(Records contained in a dataset)
◇ ◇ ◇ ◇

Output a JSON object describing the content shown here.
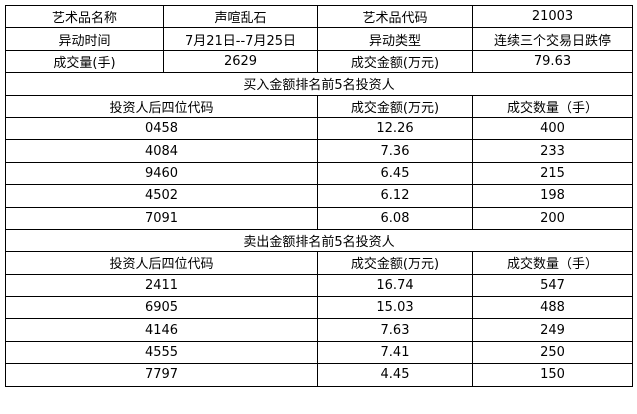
{
  "info": {
    "r1": [
      "艺术品名称",
      "声喧乱石",
      "艺术品代码",
      "21003"
    ],
    "r2": [
      "异动时间",
      "7月21日--7月25日",
      "异动类型",
      "连续三个交易日跌停"
    ],
    "r3": [
      "成交量(手)",
      "2629",
      "成交金额(万元)",
      "79.63"
    ]
  },
  "buy": {
    "title": "买入金额排名前5名投资人",
    "headers": [
      "投资人后四位代码",
      "成交金额(万元)",
      "成交数量（手）"
    ],
    "rows": [
      [
        "0458",
        "12.26",
        "400"
      ],
      [
        "4084",
        "7.36",
        "233"
      ],
      [
        "9460",
        "6.45",
        "215"
      ],
      [
        "4502",
        "6.12",
        "198"
      ],
      [
        "7091",
        "6.08",
        "200"
      ]
    ]
  },
  "sell": {
    "title": "卖出金额排名前5名投资人",
    "headers": [
      "投资人后四位代码",
      "成交金额(万元)",
      "成交数量（手）"
    ],
    "rows": [
      [
        "2411",
        "16.74",
        "547"
      ],
      [
        "6905",
        "15.03",
        "488"
      ],
      [
        "4146",
        "7.63",
        "249"
      ],
      [
        "4555",
        "7.41",
        "250"
      ],
      [
        "7797",
        "4.45",
        "150"
      ]
    ]
  }
}
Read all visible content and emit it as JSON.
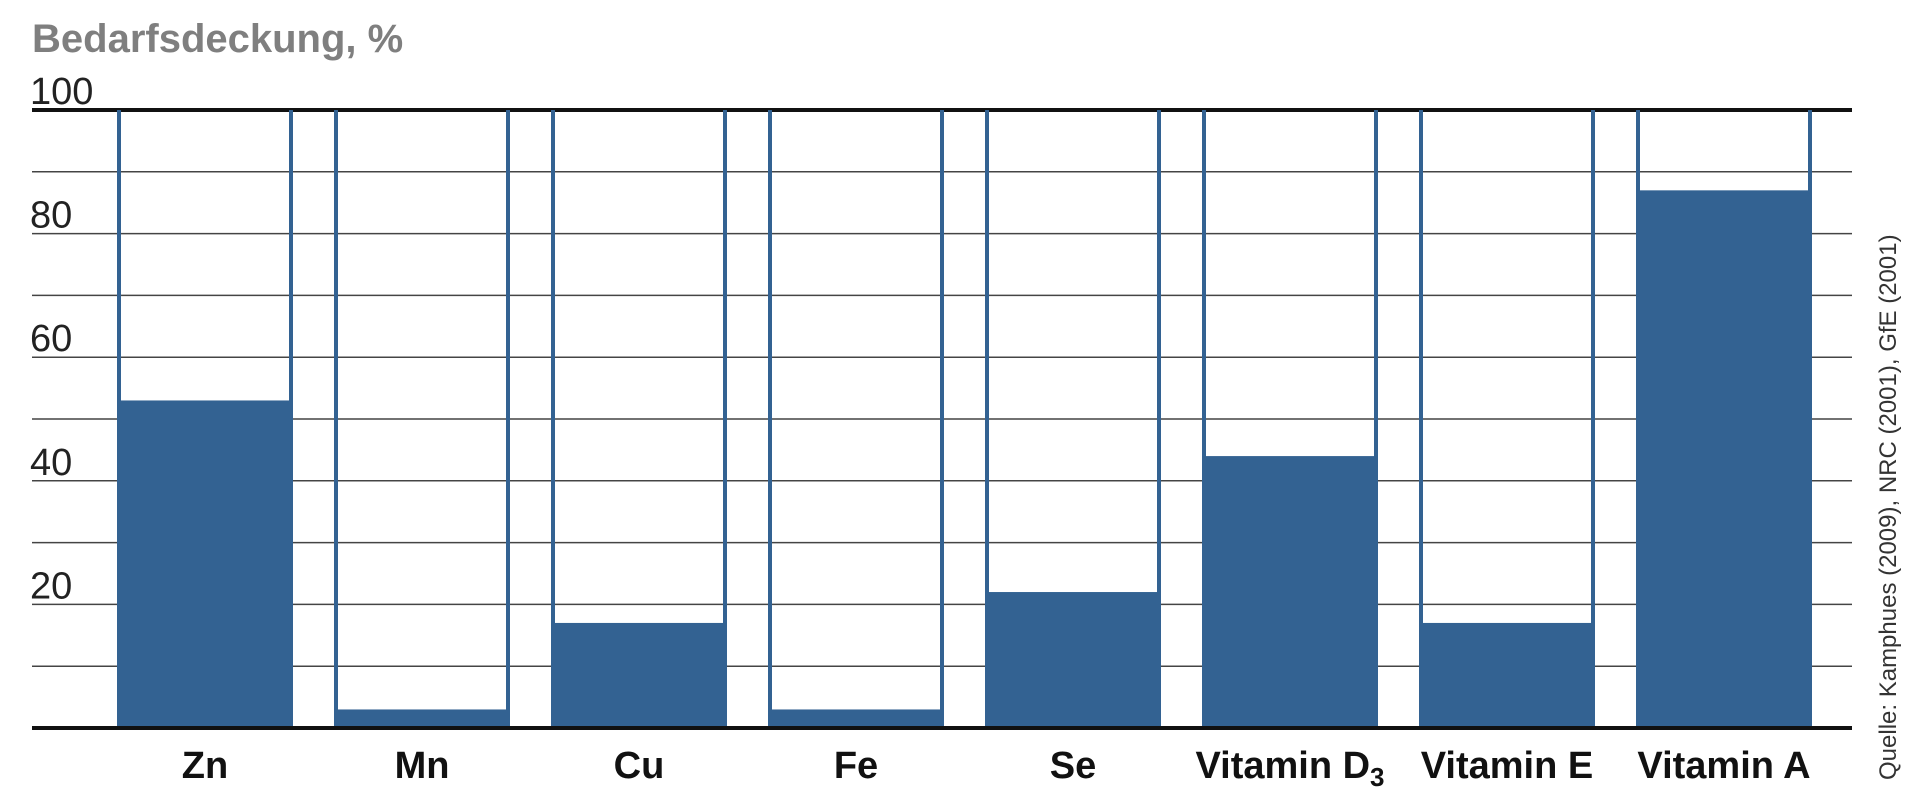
{
  "chart_data": {
    "type": "bar",
    "ylabel": "Bedarfsdeckung, %",
    "ylim": [
      0,
      100
    ],
    "yticks": [
      "20",
      "40",
      "60",
      "80",
      "100"
    ],
    "grid": true,
    "categories": [
      {
        "main": "Zn",
        "sub": ""
      },
      {
        "main": "Mn",
        "sub": ""
      },
      {
        "main": "Cu",
        "sub": ""
      },
      {
        "main": "Fe",
        "sub": ""
      },
      {
        "main": "Se",
        "sub": ""
      },
      {
        "main": "Vitamin D",
        "sub": "3"
      },
      {
        "main": "Vitamin E",
        "sub": ""
      },
      {
        "main": "Vitamin A",
        "sub": ""
      }
    ],
    "values": [
      53,
      3,
      17,
      3,
      22,
      44,
      17,
      87
    ],
    "source": "Quelle: Kamphues (2009), NRC (2001), GfE (2001)",
    "colors": {
      "bar": "#336292",
      "axis": "#111111",
      "grid": "#444444"
    }
  }
}
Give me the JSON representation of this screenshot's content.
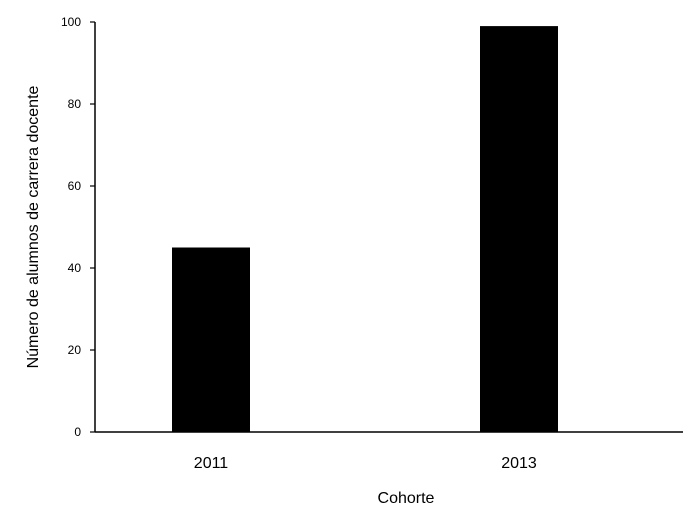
{
  "chart_data": {
    "type": "bar",
    "categories": [
      "2011",
      "2013"
    ],
    "values": [
      45,
      99
    ],
    "title": "",
    "xlabel": "Cohorte",
    "ylabel": "Número de alumnos de carrera docente",
    "ylim": [
      0,
      100
    ],
    "yticks": [
      "0",
      "20",
      "40",
      "60",
      "80",
      "100"
    ],
    "bar_color": "#000000",
    "grid": false,
    "legend": "none"
  }
}
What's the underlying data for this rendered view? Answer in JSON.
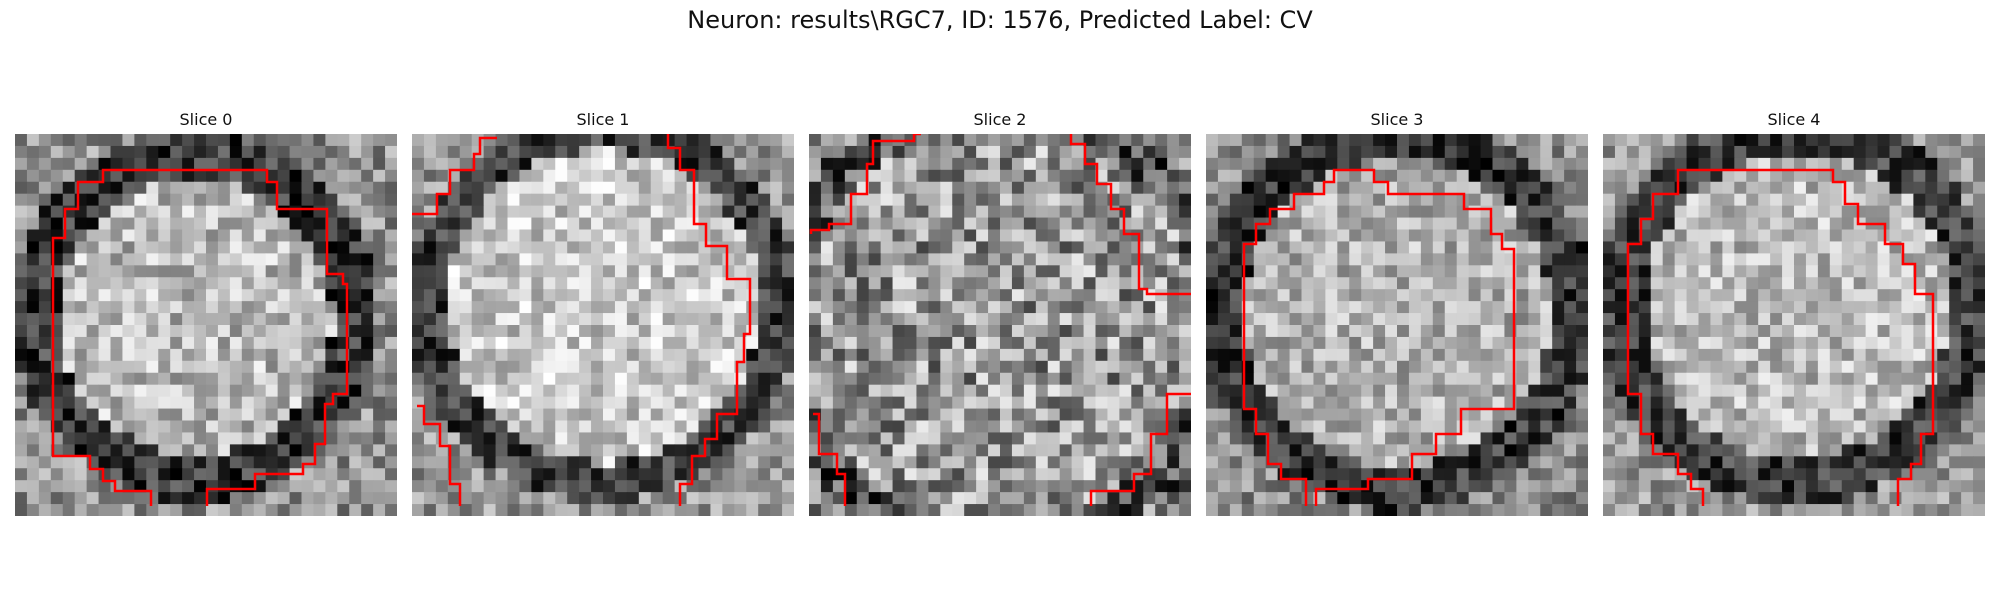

◇ ◇ ◇ ◇

The request: Exclude every picture and copy the remaining data exactly.

Solution:
Output a JSON object describing the content shown here.
{
  "info": {
    "r1": [
      "艺术品名称",
      "声喧乱石",
      "艺术品代码",
      "21003"
    ],
    "r2": [
      "异动时间",
      "7月21日--7月25日",
      "异动类型",
      "连续三个交易日跌停"
    ],
    "r3": [
      "成交量(手)",
      "2629",
      "成交金额(万元)",
      "79.63"
    ]
  },
  "buy": {
    "title": "买入金额排名前5名投资人",
    "headers": [
      "投资人后四位代码",
      "成交金额(万元)",
      "成交数量（手）"
    ],
    "rows": [
      [
        "0458",
        "12.26",
        "400"
      ],
      [
        "4084",
        "7.36",
        "233"
      ],
      [
        "9460",
        "6.45",
        "215"
      ],
      [
        "4502",
        "6.12",
        "198"
      ],
      [
        "7091",
        "6.08",
        "200"
      ]
    ]
  },
  "sell": {
    "title": "卖出金额排名前5名投资人",
    "headers": [
      "投资人后四位代码",
      "成交金额(万元)",
      "成交数量（手）"
    ],
    "rows": [
      [
        "2411",
        "16.74",
        "547"
      ],
      [
        "6905",
        "15.03",
        "488"
      ],
      [
        "4146",
        "7.63",
        "249"
      ],
      [
        "4555",
        "7.41",
        "250"
      ],
      [
        "7797",
        "4.45",
        "150"
      ]
    ]
  }
}
Read all visible content and emit it as JSON.
{
  "chart_data": {
    "type": "bar",
    "ylabel": "Bedarfsdeckung, %",
    "ylim": [
      0,
      100
    ],
    "yticks": [
      "20",
      "40",
      "60",
      "80",
      "100"
    ],
    "grid": true,
    "categories": [
      {
        "main": "Zn",
        "sub": ""
      },
      {
        "main": "Mn",
        "sub": ""
      },
      {
        "main": "Cu",
        "sub": ""
      },
      {
        "main": "Fe",
        "sub": ""
      },
      {
        "main": "Se",
        "sub": ""
      },
      {
        "main": "Vitamin D",
        "sub": "3"
      },
      {
        "main": "Vitamin E",
        "sub": ""
      },
      {
        "main": "Vitamin A",
        "sub": ""
      }
    ],
    "values": [
      53,
      3,
      17,
      3,
      22,
      44,
      17,
      87
    ],
    "source": "Quelle: Kamphues (2009), NRC (2001), GfE (2001)",
    "colors": {
      "bar": "#336292",
      "axis": "#111111",
      "grid": "#444444"
    }
  }
}
Give me the JSON representation of this screenshot's content.
{
  "chart_data": {
    "type": "bar",
    "categories": [
      "2011",
      "2013"
    ],
    "values": [
      45,
      99
    ],
    "title": "",
    "xlabel": "Cohorte",
    "ylabel": "Número de alumnos de carrera docente",
    "ylim": [
      0,
      100
    ],
    "yticks": [
      "0",
      "20",
      "40",
      "60",
      "80",
      "100"
    ],
    "bar_color": "#000000",
    "grid": false,
    "legend": "none"
  }
}
What's the underlying data for this rendered view? Answer in JSON.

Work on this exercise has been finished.